[Begin LISTED RECORDS]

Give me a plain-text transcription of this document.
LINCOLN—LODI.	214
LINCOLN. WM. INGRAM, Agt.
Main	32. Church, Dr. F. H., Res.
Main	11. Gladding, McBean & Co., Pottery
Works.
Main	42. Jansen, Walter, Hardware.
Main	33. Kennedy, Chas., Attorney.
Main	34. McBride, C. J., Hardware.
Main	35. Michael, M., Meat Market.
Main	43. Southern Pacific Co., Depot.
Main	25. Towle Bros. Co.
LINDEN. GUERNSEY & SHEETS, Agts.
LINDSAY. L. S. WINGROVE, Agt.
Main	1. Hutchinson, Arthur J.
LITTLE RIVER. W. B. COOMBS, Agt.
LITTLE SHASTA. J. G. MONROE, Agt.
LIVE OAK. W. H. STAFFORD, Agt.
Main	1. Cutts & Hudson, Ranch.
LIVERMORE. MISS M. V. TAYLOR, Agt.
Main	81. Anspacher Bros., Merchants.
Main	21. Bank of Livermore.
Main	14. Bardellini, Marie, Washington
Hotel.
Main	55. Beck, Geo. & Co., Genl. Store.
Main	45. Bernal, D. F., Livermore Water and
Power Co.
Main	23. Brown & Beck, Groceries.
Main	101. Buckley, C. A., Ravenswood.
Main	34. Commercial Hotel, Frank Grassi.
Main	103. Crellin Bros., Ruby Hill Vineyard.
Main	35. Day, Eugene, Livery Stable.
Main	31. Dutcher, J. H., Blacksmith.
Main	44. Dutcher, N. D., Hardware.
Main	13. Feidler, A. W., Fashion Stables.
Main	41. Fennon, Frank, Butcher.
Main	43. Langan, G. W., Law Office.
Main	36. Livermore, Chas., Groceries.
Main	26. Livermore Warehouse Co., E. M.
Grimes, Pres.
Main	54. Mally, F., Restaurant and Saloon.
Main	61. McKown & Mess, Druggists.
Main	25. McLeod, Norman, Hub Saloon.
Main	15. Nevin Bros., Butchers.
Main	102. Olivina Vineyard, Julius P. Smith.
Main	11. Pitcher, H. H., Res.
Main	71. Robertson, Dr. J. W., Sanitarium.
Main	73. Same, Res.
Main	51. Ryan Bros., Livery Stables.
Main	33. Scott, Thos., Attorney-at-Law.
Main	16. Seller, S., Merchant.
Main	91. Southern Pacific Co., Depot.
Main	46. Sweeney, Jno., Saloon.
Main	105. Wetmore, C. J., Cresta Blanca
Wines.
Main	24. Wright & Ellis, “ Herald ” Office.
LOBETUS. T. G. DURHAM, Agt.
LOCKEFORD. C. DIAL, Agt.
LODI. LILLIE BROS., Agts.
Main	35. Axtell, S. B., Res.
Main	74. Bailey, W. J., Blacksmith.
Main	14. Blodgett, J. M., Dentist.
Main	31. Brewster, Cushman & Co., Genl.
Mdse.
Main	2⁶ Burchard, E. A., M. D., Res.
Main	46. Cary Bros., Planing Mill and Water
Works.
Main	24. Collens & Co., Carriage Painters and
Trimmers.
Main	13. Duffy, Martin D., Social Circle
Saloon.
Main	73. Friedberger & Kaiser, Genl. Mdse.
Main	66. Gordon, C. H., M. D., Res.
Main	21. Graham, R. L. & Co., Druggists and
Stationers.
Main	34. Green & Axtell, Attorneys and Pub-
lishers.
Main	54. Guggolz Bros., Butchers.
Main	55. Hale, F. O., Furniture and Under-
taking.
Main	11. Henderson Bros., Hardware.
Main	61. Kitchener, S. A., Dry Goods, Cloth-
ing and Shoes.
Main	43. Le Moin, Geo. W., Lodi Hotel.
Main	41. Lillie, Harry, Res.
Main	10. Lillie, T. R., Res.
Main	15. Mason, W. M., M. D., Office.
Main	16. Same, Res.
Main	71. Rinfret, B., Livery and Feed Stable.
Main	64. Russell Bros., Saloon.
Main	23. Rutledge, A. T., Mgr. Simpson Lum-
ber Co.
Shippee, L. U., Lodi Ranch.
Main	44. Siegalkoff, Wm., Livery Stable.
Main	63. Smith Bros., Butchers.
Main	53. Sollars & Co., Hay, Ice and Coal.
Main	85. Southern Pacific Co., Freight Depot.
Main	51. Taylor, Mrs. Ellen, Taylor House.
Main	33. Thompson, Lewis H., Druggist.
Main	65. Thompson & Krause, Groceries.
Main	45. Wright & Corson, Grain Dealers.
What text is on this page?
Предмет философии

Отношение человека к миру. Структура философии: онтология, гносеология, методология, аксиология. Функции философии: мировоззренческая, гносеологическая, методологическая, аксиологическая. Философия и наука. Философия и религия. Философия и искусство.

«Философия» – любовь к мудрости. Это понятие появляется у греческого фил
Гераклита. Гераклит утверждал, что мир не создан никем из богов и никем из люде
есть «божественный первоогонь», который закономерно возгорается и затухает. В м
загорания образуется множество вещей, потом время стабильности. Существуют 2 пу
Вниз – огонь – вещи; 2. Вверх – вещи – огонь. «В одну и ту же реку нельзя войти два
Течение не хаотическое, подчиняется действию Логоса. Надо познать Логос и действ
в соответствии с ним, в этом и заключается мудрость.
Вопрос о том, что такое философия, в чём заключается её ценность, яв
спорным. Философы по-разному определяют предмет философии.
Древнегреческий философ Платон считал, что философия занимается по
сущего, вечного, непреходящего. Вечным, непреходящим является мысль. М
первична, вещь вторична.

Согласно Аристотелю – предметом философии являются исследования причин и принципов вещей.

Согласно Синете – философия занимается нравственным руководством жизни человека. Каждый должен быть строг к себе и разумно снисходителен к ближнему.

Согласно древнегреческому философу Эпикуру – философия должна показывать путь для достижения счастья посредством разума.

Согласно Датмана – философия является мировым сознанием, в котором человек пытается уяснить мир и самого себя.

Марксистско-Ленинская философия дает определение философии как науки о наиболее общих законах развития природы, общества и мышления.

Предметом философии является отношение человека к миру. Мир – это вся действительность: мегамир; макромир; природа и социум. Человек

[End LISTED RECORDS]

## TO DO:
Each line of the material must be restated exactly.

## OUTPUT FOR THIS EXERCISE:
Give me a plain-text transcription of this document.
LINCOLN—LODI.	214
LINCOLN. WM. INGRAM, Agt.
Main	32. Church, Dr. F. H., Res.
Main	11. Gladding, McBean & Co., Pottery
Works.
Main	42. Jansen, Walter, Hardware.
Main	33. Kennedy, Chas., Attorney.
Main	34. McBride, C. J., Hardware.
Main	35. Michael, M., Meat Market.
Main	43. Southern Pacific Co., Depot.
Main	25. Towle Bros. Co.
LINDEN. GUERNSEY & SHEETS, Agts.
LINDSAY. L. S. WINGROVE, Agt.
Main	1. Hutchinson, Arthur J.
LITTLE RIVER. W. B. COOMBS, Agt.
LITTLE SHASTA. J. G. MONROE, Agt.
LIVE OAK. W. H. STAFFORD, Agt.
Main	1. Cutts & Hudson, Ranch.
LIVERMORE. MISS M. V. TAYLOR, Agt.
Main	81. Anspacher Bros., Merchants.
Main	21. Bank of Livermore.
Main	14. Bardellini, Marie, Washington
Hotel.
Main	55. Beck, Geo. & Co., Genl. Store.
Main	45. Bernal, D. F., Livermore Water and
Power Co.
Main	23. Brown & Beck, Groceries.
Main	101. Buckley, C. A., Ravenswood.
Main	34. Commercial Hotel, Frank Grassi.
Main	103. Crellin Bros., Ruby Hill Vineyard.
Main	35. Day, Eugene, Livery Stable.
Main	31. Dutcher, J. H., Blacksmith.
Main	44. Dutcher, N. D., Hardware.
Main	13. Feidler, A. W., Fashion Stables.
Main	41. Fennon, Frank, Butcher.
Main	43. Langan, G. W., Law Office.
Main	36. Livermore, Chas., Groceries.
Main	26. Livermore Warehouse Co., E. M.
Grimes, Pres.
Main	54. Mally, F., Restaurant and Saloon.
Main	61. McKown & Mess, Druggists.
Main	25. McLeod, Norman, Hub Saloon.
Main	15. Nevin Bros., Butchers.
Main	102. Olivina Vineyard, Julius P. Smith.
Main	11. Pitcher, H. H., Res.
Main	71. Robertson, Dr. J. W., Sanitarium.
Main	73. Same, Res.
Main	51. Ryan Bros., Livery Stables.
Main	33. Scott, Thos., Attorney-at-Law.
Main	16. Seller, S., Merchant.
Main	91. Southern Pacific Co., Depot.
Main	46. Sweeney, Jno., Saloon.
Main	105. Wetmore, C. J., Cresta Blanca
Wines.
Main	24. Wright & Ellis, “ Herald ” Office.
LOBETUS. T. G. DURHAM, Agt.
LOCKEFORD. C. DIAL, Agt.
LODI. LILLIE BROS., Agts.
Main	35. Axtell, S. B., Res.
Main	74. Bailey, W. J., Blacksmith.
Main	14. Blodgett, J. M., Dentist.
Main	31. Brewster, Cushman & Co., Genl.
Mdse.
Main	2⁶ Burchard, E. A., M. D., Res.
Main	46. Cary Bros., Planing Mill and Water
Works.
Main	24. Collens & Co., Carriage Painters and
Trimmers.
Main	13. Duffy, Martin D., Social Circle
Saloon.
Main	73. Friedberger & Kaiser, Genl. Mdse.
Main	66. Gordon, C. H., M. D., Res.
Main	21. Graham, R. L. & Co., Druggists and
Stationers.
Main	34. Green & Axtell, Attorneys and Pub-
lishers.
Main	54. Guggolz Bros., Butchers.
Main	55. Hale, F. O., Furniture and Under-
taking.
Main	11. Henderson Bros., Hardware.
Main	61. Kitchener, S. A., Dry Goods, Cloth-
ing and Shoes.
Main	43. Le Moin, Geo. W., Lodi Hotel.
Main	41. Lillie, Harry, Res.
Main	10. Lillie, T. R., Res.
Main	15. Mason, W. M., M. D., Office.
Main	16. Same, Res.
Main	71. Rinfret, B., Livery and Feed Stable.
Main	64. Russell Bros., Saloon.
Main	23. Rutledge, A. T., Mgr. Simpson Lum-
ber Co.
Shippee, L. U., Lodi Ranch.
Main	44. Siegalkoff, Wm., Livery Stable.
Main	63. Smith Bros., Butchers.
Main	53. Sollars & Co., Hay, Ice and Coal.
Main	85. Southern Pacific Co., Freight Depot.
Main	51. Taylor, Mrs. Ellen, Taylor House.
Main	33. Thompson, Lewis H., Druggist.
Main	65. Thompson & Krause, Groceries.
Main	45. Wright & Corson, Grain Dealers.
What text is on this page?
Предмет философии

Отношение человека к миру. Структура философии: онтология, гносеология, методология, аксиология. Функции философии: мировоззренческая, гносеологическая, методологическая, аксиологическая. Философия и наука. Философия и религия. Философия и искусство.

«Философия» – любовь к мудрости. Это понятие появляется у греческого фил
Гераклита. Гераклит утверждал, что мир не создан никем из богов и никем из люде
есть «божественный первоогонь», который закономерно возгорается и затухает. В м
загорания образуется множество вещей, потом время стабильности. Существуют 2 пу
Вниз – огонь – вещи; 2. Вверх – вещи – огонь. «В одну и ту же реку нельзя войти два
Течение не хаотическое, подчиняется действию Логоса. Надо познать Логос и действ
в соответствии с ним, в этом и заключается мудрость.
Вопрос о том, что такое философия, в чём заключается её ценность, яв
спорным. Философы по-разному определяют предмет философии.
Древнегреческий философ Платон считал, что философия занимается по
сущего, вечного, непреходящего. Вечным, непреходящим является мысль. М
первична, вещь вторична.

Согласно Аристотелю – предметом философии являются исследования причин и принципов вещей.

Согласно Синете – философия занимается нравственным руководством жизни человека. Каждый должен быть строг к себе и разумно снисходителен к ближнему.

Согласно древнегреческому философу Эпикуру – философия должна показывать путь для достижения счастья посредством разума.

Согласно Датмана – философия является мировым сознанием, в котором человек пытается уяснить мир и самого себя.

Марксистско-Ленинская философия дает определение философии как науки о наиболее общих законах развития природы, общества и мышления.

Предметом философии является отношение человека к миру. Мир – это вся действительность: мегамир; макромир; природа и социум. Человек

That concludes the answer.